* start INPUT MATERIAL *

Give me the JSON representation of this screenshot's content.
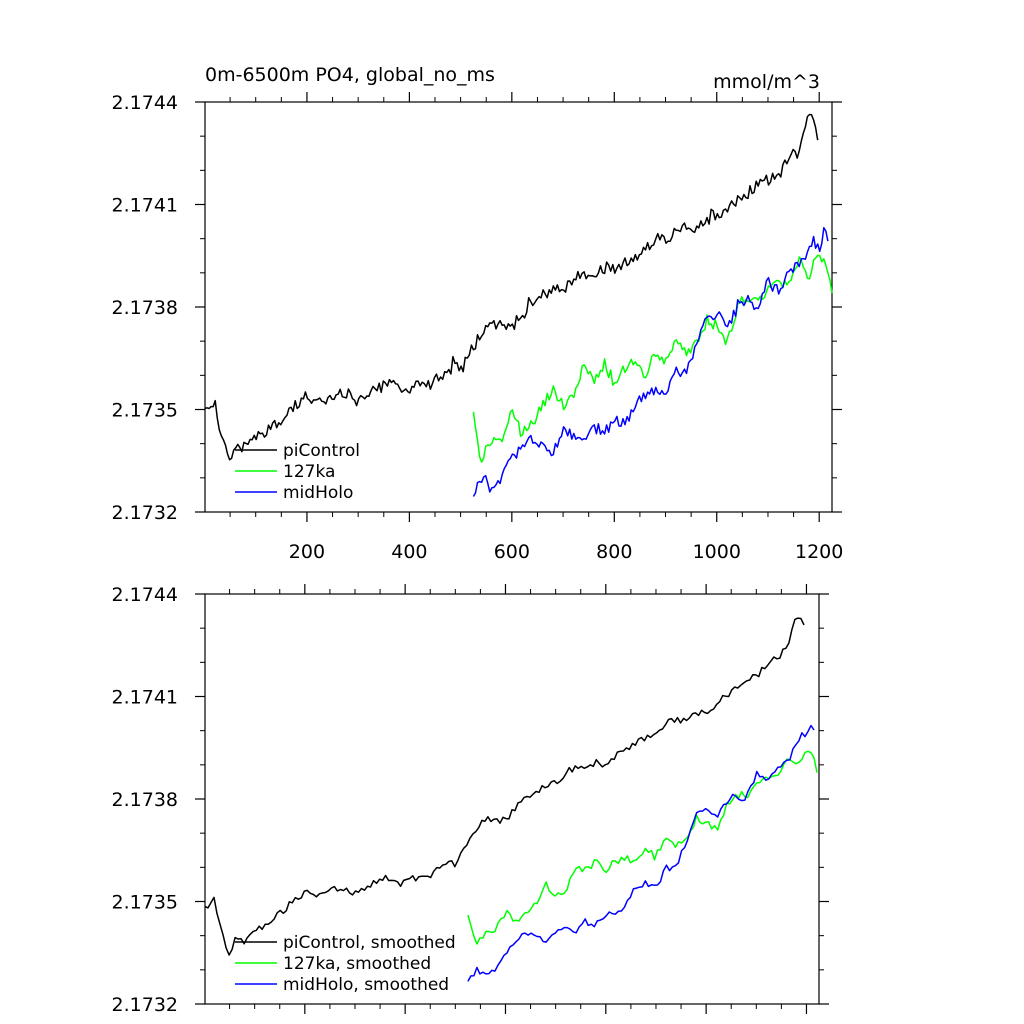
{
  "figure": {
    "title": "0m-6500m PO4, global_no_ms",
    "units": "mmol/m^3"
  },
  "chart_data": [
    {
      "type": "line",
      "title": "0m-6500m PO4, global_no_ms",
      "units": "mmol/m^3",
      "xlabel": "",
      "ylabel": "",
      "xlim": [
        1,
        1225
      ],
      "ylim": [
        2.1732,
        2.1744
      ],
      "x_ticks": [
        200,
        400,
        600,
        800,
        1000,
        1200
      ],
      "x_tick_labels": [
        "200",
        "400",
        "600",
        "800",
        "1000",
        "1200"
      ],
      "y_ticks": [
        2.1732,
        2.1735,
        2.1738,
        2.1741,
        2.1744
      ],
      "y_tick_labels": [
        "2.1732",
        "2.1735",
        "2.1738",
        "2.1741",
        "2.1744"
      ],
      "legend": "bottom-left",
      "grid": false,
      "series": [
        {
          "name": "piControl",
          "color": "#000000",
          "x": [
            1,
            20,
            40,
            50,
            60,
            80,
            100,
            130,
            160,
            190,
            200,
            230,
            260,
            290,
            300,
            330,
            360,
            390,
            400,
            430,
            460,
            490,
            500,
            530,
            560,
            580,
            600,
            630,
            660,
            690,
            700,
            730,
            760,
            790,
            800,
            830,
            860,
            890,
            900,
            930,
            960,
            990,
            1000,
            1030,
            1060,
            1090,
            1100,
            1130,
            1160,
            1180,
            1190,
            1200
          ],
          "y": [
            2.17349,
            2.17352,
            2.17338,
            2.17333,
            2.1734,
            2.17339,
            2.17342,
            2.17345,
            2.17349,
            2.17352,
            2.17354,
            2.17352,
            2.17355,
            2.17353,
            2.17352,
            2.17356,
            2.17358,
            2.17355,
            2.17356,
            2.17357,
            2.1736,
            2.17364,
            2.17361,
            2.1737,
            2.17376,
            2.17375,
            2.17374,
            2.1738,
            2.17383,
            2.17386,
            2.17384,
            2.1739,
            2.17389,
            2.17392,
            2.1739,
            2.17394,
            2.17397,
            2.174,
            2.17399,
            2.17404,
            2.17403,
            2.17407,
            2.17405,
            2.1741,
            2.17413,
            2.17418,
            2.17416,
            2.17421,
            2.17426,
            2.17437,
            2.17433,
            2.1743
          ]
        },
        {
          "name": "127ka",
          "color": "#00ff00",
          "x": [
            525,
            540,
            560,
            580,
            600,
            620,
            640,
            660,
            680,
            700,
            720,
            740,
            760,
            780,
            800,
            820,
            840,
            860,
            880,
            900,
            920,
            940,
            960,
            980,
            1000,
            1020,
            1040,
            1060,
            1080,
            1100,
            1120,
            1140,
            1160,
            1180,
            1200,
            1215,
            1225
          ],
          "y": [
            2.17348,
            2.17335,
            2.17342,
            2.17341,
            2.17349,
            2.17343,
            2.17346,
            2.17351,
            2.17356,
            2.17352,
            2.17353,
            2.17362,
            2.17359,
            2.17364,
            2.17358,
            2.17363,
            2.17364,
            2.1736,
            2.17367,
            2.17363,
            2.17371,
            2.17366,
            2.17369,
            2.17376,
            2.17374,
            2.1737,
            2.17379,
            2.17383,
            2.17382,
            2.17385,
            2.17387,
            2.17388,
            2.17394,
            2.17389,
            2.17396,
            2.17392,
            2.17384
          ]
        },
        {
          "name": "midHolo",
          "color": "#0000ff",
          "x": [
            525,
            540,
            560,
            580,
            600,
            620,
            640,
            660,
            680,
            700,
            720,
            740,
            760,
            780,
            800,
            820,
            840,
            860,
            880,
            900,
            920,
            940,
            960,
            980,
            1000,
            1020,
            1040,
            1060,
            1080,
            1100,
            1120,
            1140,
            1160,
            1180,
            1190,
            1200,
            1210,
            1220
          ],
          "y": [
            2.17325,
            2.1733,
            2.17327,
            2.17331,
            2.17336,
            2.17339,
            2.17342,
            2.1734,
            2.17338,
            2.17343,
            2.17342,
            2.17341,
            2.17344,
            2.17343,
            2.17347,
            2.17345,
            2.17351,
            2.17355,
            2.17356,
            2.17354,
            2.17362,
            2.17361,
            2.17368,
            2.17377,
            2.17378,
            2.17373,
            2.1738,
            2.17382,
            2.1738,
            2.17388,
            2.17385,
            2.17389,
            2.17392,
            2.17397,
            2.174,
            2.17398,
            2.17402,
            2.17399
          ]
        }
      ]
    },
    {
      "type": "line",
      "title": "",
      "xlabel": "",
      "ylabel": "",
      "xlim": [
        1,
        1225
      ],
      "ylim": [
        2.1732,
        2.1744
      ],
      "x_ticks": [
        200,
        400,
        600,
        800,
        1000,
        1200
      ],
      "y_ticks": [
        2.1732,
        2.1735,
        2.1738,
        2.1741,
        2.1744
      ],
      "y_tick_labels": [
        "2.1732",
        "2.1735",
        "2.1738",
        "2.1741",
        "2.1744"
      ],
      "legend": "bottom-left",
      "grid": false,
      "series": [
        {
          "name": "piControl, smoothed",
          "color": "#000000",
          "x": [
            1,
            20,
            40,
            50,
            60,
            80,
            100,
            130,
            160,
            190,
            200,
            230,
            260,
            290,
            300,
            330,
            360,
            390,
            400,
            430,
            460,
            490,
            500,
            530,
            560,
            580,
            600,
            630,
            660,
            690,
            700,
            730,
            760,
            790,
            800,
            830,
            860,
            890,
            900,
            930,
            960,
            990,
            1000,
            1030,
            1060,
            1090,
            1100,
            1130,
            1160,
            1180,
            1190,
            1200
          ],
          "y": [
            2.17348,
            2.1735,
            2.17338,
            2.17334,
            2.17339,
            2.17338,
            2.17341,
            2.17344,
            2.17348,
            2.17351,
            2.17353,
            2.17352,
            2.17354,
            2.17353,
            2.17352,
            2.17355,
            2.17357,
            2.17355,
            2.17356,
            2.17357,
            2.17359,
            2.17362,
            2.17361,
            2.17369,
            2.17374,
            2.17374,
            2.17374,
            2.17379,
            2.17382,
            2.17385,
            2.17384,
            2.17389,
            2.17389,
            2.17391,
            2.1739,
            2.17394,
            2.17396,
            2.17399,
            2.17399,
            2.17403,
            2.17403,
            2.17406,
            2.17405,
            2.17409,
            2.17412,
            2.17416,
            2.17416,
            2.1742,
            2.17424,
            2.17434,
            2.17432,
            2.1743
          ]
        },
        {
          "name": "127ka, smoothed",
          "color": "#00ff00",
          "x": [
            525,
            540,
            560,
            580,
            600,
            620,
            640,
            660,
            680,
            700,
            720,
            740,
            760,
            780,
            800,
            820,
            840,
            860,
            880,
            900,
            920,
            940,
            960,
            980,
            1000,
            1020,
            1040,
            1060,
            1080,
            1100,
            1120,
            1140,
            1160,
            1180,
            1200,
            1215,
            1225
          ],
          "y": [
            2.17346,
            2.17337,
            2.17341,
            2.17341,
            2.17347,
            2.17344,
            2.17346,
            2.1735,
            2.17355,
            2.17352,
            2.17353,
            2.1736,
            2.17359,
            2.17362,
            2.17359,
            2.17362,
            2.17363,
            2.17361,
            2.17366,
            2.17363,
            2.17369,
            2.17366,
            2.17369,
            2.17374,
            2.17373,
            2.17371,
            2.17378,
            2.17381,
            2.17381,
            2.17384,
            2.17386,
            2.17387,
            2.17392,
            2.17389,
            2.17394,
            2.17392,
            2.17385
          ]
        },
        {
          "name": "midHolo, smoothed",
          "color": "#0000ff",
          "x": [
            525,
            540,
            560,
            580,
            600,
            620,
            640,
            660,
            680,
            700,
            720,
            740,
            760,
            780,
            800,
            820,
            840,
            860,
            880,
            900,
            920,
            940,
            960,
            980,
            1000,
            1020,
            1040,
            1060,
            1080,
            1100,
            1120,
            1140,
            1160,
            1180,
            1190,
            1200,
            1210,
            1220
          ],
          "y": [
            2.17326,
            2.1733,
            2.17328,
            2.17331,
            2.17335,
            2.17338,
            2.17341,
            2.1734,
            2.17339,
            2.17342,
            2.17342,
            2.17341,
            2.17344,
            2.17343,
            2.17346,
            2.17346,
            2.1735,
            2.17354,
            2.17355,
            2.17354,
            2.1736,
            2.17361,
            2.17367,
            2.17375,
            2.17377,
            2.17374,
            2.17379,
            2.17381,
            2.1738,
            2.17387,
            2.17385,
            2.17388,
            2.17391,
            2.17396,
            2.17399,
            2.17398,
            2.17401,
            2.17399
          ]
        }
      ]
    }
  ]
}
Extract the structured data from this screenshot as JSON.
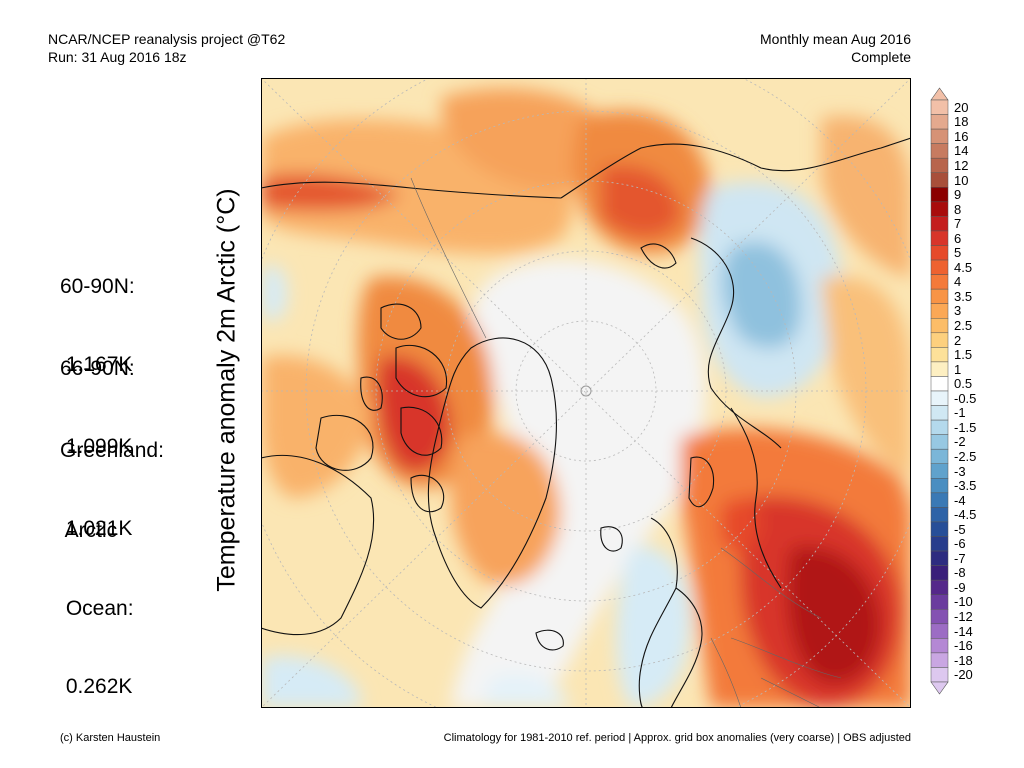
{
  "header": {
    "left_line1": "NCAR/NCEP reanalysis project @T62",
    "left_line2": "Run: 31 Aug 2016 18z",
    "right_line1": "Monthly mean Aug 2016",
    "right_line2": "Complete"
  },
  "axis_label": "Temperature anomaly 2m Arctic (°C)",
  "stats": [
    {
      "lines": [
        "60-90N:",
        " 1.167K"
      ]
    },
    {
      "lines": [
        "66-90N:",
        " 1.099K"
      ]
    },
    {
      "lines": [
        "Greenland:",
        " 1.021K"
      ]
    },
    {
      "lines": [
        " Arctic",
        " Ocean:",
        " 0.262K"
      ]
    }
  ],
  "colorbar": {
    "labels": [
      "20",
      "18",
      "16",
      "14",
      "12",
      "10",
      "9",
      "8",
      "7",
      "6",
      "5",
      "4.5",
      "4",
      "3.5",
      "3",
      "2.5",
      "2",
      "1.5",
      "1",
      "0.5",
      "-0.5",
      "-1",
      "-1.5",
      "-2",
      "-2.5",
      "-3",
      "-3.5",
      "-4",
      "-4.5",
      "-5",
      "-6",
      "-7",
      "-8",
      "-9",
      "-10",
      "-12",
      "-14",
      "-16",
      "-18",
      "-20"
    ],
    "colors": [
      "#f2c0a8",
      "#e4a98e",
      "#d69276",
      "#c77b60",
      "#b8654c",
      "#a84f3a",
      "#8b0000",
      "#a80c0c",
      "#c41e1e",
      "#d8352a",
      "#e64a2a",
      "#ee6230",
      "#f47a3a",
      "#f89446",
      "#fba856",
      "#fcbd68",
      "#fdd07e",
      "#fde199",
      "#fdefc2",
      "#ffffff",
      "#e8f4fa",
      "#d0e8f3",
      "#b4d9ec",
      "#97c8e2",
      "#7bb6d8",
      "#60a2cc",
      "#4a8ec1",
      "#3a79b5",
      "#2e63a7",
      "#274f98",
      "#283d8c",
      "#2d2c80",
      "#3a1f7a",
      "#55288a",
      "#6b3c9e",
      "#8452b2",
      "#9c6cc4",
      "#b488d4",
      "#c9a6e2",
      "#ddc8ef"
    ]
  },
  "footer": {
    "left": "(c) Karsten Haustein",
    "right": "Climatology for 1981-2010 ref. period | Approx. grid box anomalies (very coarse) | OBS adjusted"
  }
}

* end INPUT MATERIAL *

> PROBLEM STATEMENT: How many lines of the listing above include the word "name"? State the number and nothing else.

> OUTPUT BELOW: 6